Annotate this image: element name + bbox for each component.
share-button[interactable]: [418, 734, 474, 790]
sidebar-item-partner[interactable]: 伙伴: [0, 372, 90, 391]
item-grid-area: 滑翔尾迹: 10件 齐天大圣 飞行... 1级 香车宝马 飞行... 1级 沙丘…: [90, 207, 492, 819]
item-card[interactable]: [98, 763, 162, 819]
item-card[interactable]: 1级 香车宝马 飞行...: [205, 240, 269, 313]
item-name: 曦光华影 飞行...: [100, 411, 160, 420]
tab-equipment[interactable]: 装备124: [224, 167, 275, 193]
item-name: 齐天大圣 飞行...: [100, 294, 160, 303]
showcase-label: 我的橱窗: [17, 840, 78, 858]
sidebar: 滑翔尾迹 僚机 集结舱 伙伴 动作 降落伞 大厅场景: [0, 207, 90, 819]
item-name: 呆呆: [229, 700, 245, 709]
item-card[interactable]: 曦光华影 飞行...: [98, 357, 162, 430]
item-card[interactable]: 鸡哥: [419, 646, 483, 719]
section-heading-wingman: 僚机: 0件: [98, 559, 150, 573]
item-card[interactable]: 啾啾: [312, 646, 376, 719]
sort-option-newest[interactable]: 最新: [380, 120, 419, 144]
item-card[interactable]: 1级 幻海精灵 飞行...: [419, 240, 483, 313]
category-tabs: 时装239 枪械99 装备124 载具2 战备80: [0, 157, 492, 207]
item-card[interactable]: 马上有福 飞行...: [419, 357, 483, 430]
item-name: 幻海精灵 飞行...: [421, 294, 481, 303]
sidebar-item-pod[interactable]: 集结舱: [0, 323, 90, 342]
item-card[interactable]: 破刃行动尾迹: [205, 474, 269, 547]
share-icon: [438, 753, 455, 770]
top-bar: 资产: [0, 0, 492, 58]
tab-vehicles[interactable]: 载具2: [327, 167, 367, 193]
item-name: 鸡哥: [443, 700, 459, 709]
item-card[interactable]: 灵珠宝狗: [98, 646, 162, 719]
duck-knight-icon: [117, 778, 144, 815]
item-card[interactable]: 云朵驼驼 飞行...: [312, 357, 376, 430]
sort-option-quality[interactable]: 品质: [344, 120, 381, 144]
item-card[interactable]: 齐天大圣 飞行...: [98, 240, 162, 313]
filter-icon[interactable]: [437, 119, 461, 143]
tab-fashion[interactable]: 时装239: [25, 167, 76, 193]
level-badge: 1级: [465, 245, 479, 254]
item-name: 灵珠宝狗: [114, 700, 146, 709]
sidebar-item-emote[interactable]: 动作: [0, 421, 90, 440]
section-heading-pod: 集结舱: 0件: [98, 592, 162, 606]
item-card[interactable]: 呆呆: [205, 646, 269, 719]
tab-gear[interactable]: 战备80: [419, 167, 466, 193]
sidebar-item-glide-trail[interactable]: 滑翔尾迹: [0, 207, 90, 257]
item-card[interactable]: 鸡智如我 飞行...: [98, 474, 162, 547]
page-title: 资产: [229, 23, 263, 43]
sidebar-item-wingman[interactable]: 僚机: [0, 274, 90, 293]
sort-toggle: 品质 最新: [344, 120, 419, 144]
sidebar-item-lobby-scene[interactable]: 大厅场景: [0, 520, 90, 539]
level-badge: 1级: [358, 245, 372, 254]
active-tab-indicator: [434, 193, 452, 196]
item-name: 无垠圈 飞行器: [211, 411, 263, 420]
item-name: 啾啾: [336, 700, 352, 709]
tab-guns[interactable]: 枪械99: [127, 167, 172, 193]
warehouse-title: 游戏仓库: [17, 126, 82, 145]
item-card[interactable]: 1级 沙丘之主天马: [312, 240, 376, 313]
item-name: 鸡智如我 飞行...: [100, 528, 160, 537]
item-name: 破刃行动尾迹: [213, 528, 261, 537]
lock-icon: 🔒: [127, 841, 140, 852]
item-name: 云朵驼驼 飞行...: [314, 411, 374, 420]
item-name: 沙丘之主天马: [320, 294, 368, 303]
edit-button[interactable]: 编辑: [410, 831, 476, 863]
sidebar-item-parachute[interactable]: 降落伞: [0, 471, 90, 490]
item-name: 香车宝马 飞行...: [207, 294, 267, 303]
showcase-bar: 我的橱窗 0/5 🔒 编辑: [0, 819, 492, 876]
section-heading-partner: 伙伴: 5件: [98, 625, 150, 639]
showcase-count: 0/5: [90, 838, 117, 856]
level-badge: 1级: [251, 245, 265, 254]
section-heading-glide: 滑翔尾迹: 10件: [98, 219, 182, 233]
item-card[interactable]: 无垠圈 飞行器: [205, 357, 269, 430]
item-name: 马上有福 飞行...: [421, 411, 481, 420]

* _TASK OBJECTIVE_:
Copy every line of the material above word for word, in the same order, leaving nothing out.

* _FINAL RESULT_:
Annotate this image: element name + bbox for each component.
share-button[interactable]: [418, 734, 474, 790]
sidebar-item-partner[interactable]: 伙伴: [0, 372, 90, 391]
item-grid-area: 滑翔尾迹: 10件 齐天大圣 飞行... 1级 香车宝马 飞行... 1级 沙丘…: [90, 207, 492, 819]
item-card[interactable]: [98, 763, 162, 819]
item-card[interactable]: 1级 香车宝马 飞行...: [205, 240, 269, 313]
item-name: 曦光华影 飞行...: [100, 411, 160, 420]
tab-equipment[interactable]: 装备124: [224, 167, 275, 193]
item-name: 齐天大圣 飞行...: [100, 294, 160, 303]
showcase-label: 我的橱窗: [17, 840, 78, 858]
sidebar: 滑翔尾迹 僚机 集结舱 伙伴 动作 降落伞 大厅场景: [0, 207, 90, 819]
item-name: 呆呆: [229, 700, 245, 709]
item-card[interactable]: 曦光华影 飞行...: [98, 357, 162, 430]
item-card[interactable]: 鸡哥: [419, 646, 483, 719]
section-heading-wingman: 僚机: 0件: [98, 559, 150, 573]
item-card[interactable]: 啾啾: [312, 646, 376, 719]
sort-option-newest[interactable]: 最新: [380, 120, 419, 144]
item-card[interactable]: 1级 幻海精灵 飞行...: [419, 240, 483, 313]
category-tabs: 时装239 枪械99 装备124 载具2 战备80: [0, 157, 492, 207]
item-card[interactable]: 马上有福 飞行...: [419, 357, 483, 430]
item-name: 幻海精灵 飞行...: [421, 294, 481, 303]
sidebar-item-pod[interactable]: 集结舱: [0, 323, 90, 342]
item-card[interactable]: 破刃行动尾迹: [205, 474, 269, 547]
share-icon: [438, 753, 455, 770]
top-bar: 资产: [0, 0, 492, 58]
tab-vehicles[interactable]: 载具2: [327, 167, 367, 193]
item-name: 鸡哥: [443, 700, 459, 709]
item-card[interactable]: 灵珠宝狗: [98, 646, 162, 719]
duck-knight-icon: [117, 778, 144, 815]
item-card[interactable]: 云朵驼驼 飞行...: [312, 357, 376, 430]
sort-option-quality[interactable]: 品质: [344, 120, 381, 144]
item-card[interactable]: 齐天大圣 飞行...: [98, 240, 162, 313]
filter-icon[interactable]: [437, 119, 461, 143]
tab-fashion[interactable]: 时装239: [25, 167, 76, 193]
level-badge: 1级: [465, 245, 479, 254]
item-name: 灵珠宝狗: [114, 700, 146, 709]
sidebar-item-emote[interactable]: 动作: [0, 421, 90, 440]
section-heading-pod: 集结舱: 0件: [98, 592, 162, 606]
item-card[interactable]: 呆呆: [205, 646, 269, 719]
tab-gear[interactable]: 战备80: [419, 167, 466, 193]
sidebar-item-glide-trail[interactable]: 滑翔尾迹: [0, 207, 90, 257]
item-card[interactable]: 鸡智如我 飞行...: [98, 474, 162, 547]
page-title: 资产: [229, 23, 263, 43]
sidebar-item-wingman[interactable]: 僚机: [0, 274, 90, 293]
sort-toggle: 品质 最新: [344, 120, 419, 144]
sidebar-item-lobby-scene[interactable]: 大厅场景: [0, 520, 90, 539]
level-badge: 1级: [358, 245, 372, 254]
active-tab-indicator: [434, 193, 452, 196]
item-name: 无垠圈 飞行器: [211, 411, 263, 420]
item-name: 啾啾: [336, 700, 352, 709]
tab-guns[interactable]: 枪械99: [127, 167, 172, 193]
warehouse-title: 游戏仓库: [17, 126, 82, 145]
item-card[interactable]: 1级 沙丘之主天马: [312, 240, 376, 313]
item-name: 鸡智如我 飞行...: [100, 528, 160, 537]
item-name: 破刃行动尾迹: [213, 528, 261, 537]
lock-icon: 🔒: [127, 841, 140, 852]
item-name: 云朵驼驼 飞行...: [314, 411, 374, 420]
item-name: 沙丘之主天马: [320, 294, 368, 303]
edit-button[interactable]: 编辑: [410, 831, 476, 863]
sidebar-item-parachute[interactable]: 降落伞: [0, 471, 90, 490]
item-name: 香车宝马 飞行...: [207, 294, 267, 303]
showcase-bar: 我的橱窗 0/5 🔒 编辑: [0, 819, 492, 876]
section-heading-partner: 伙伴: 5件: [98, 625, 150, 639]
showcase-count: 0/5: [90, 838, 117, 856]
level-badge: 1级: [251, 245, 265, 254]
section-heading-glide: 滑翔尾迹: 10件: [98, 219, 182, 233]
item-card[interactable]: 无垠圈 飞行器: [205, 357, 269, 430]
item-name: 马上有福 飞行...: [421, 411, 481, 420]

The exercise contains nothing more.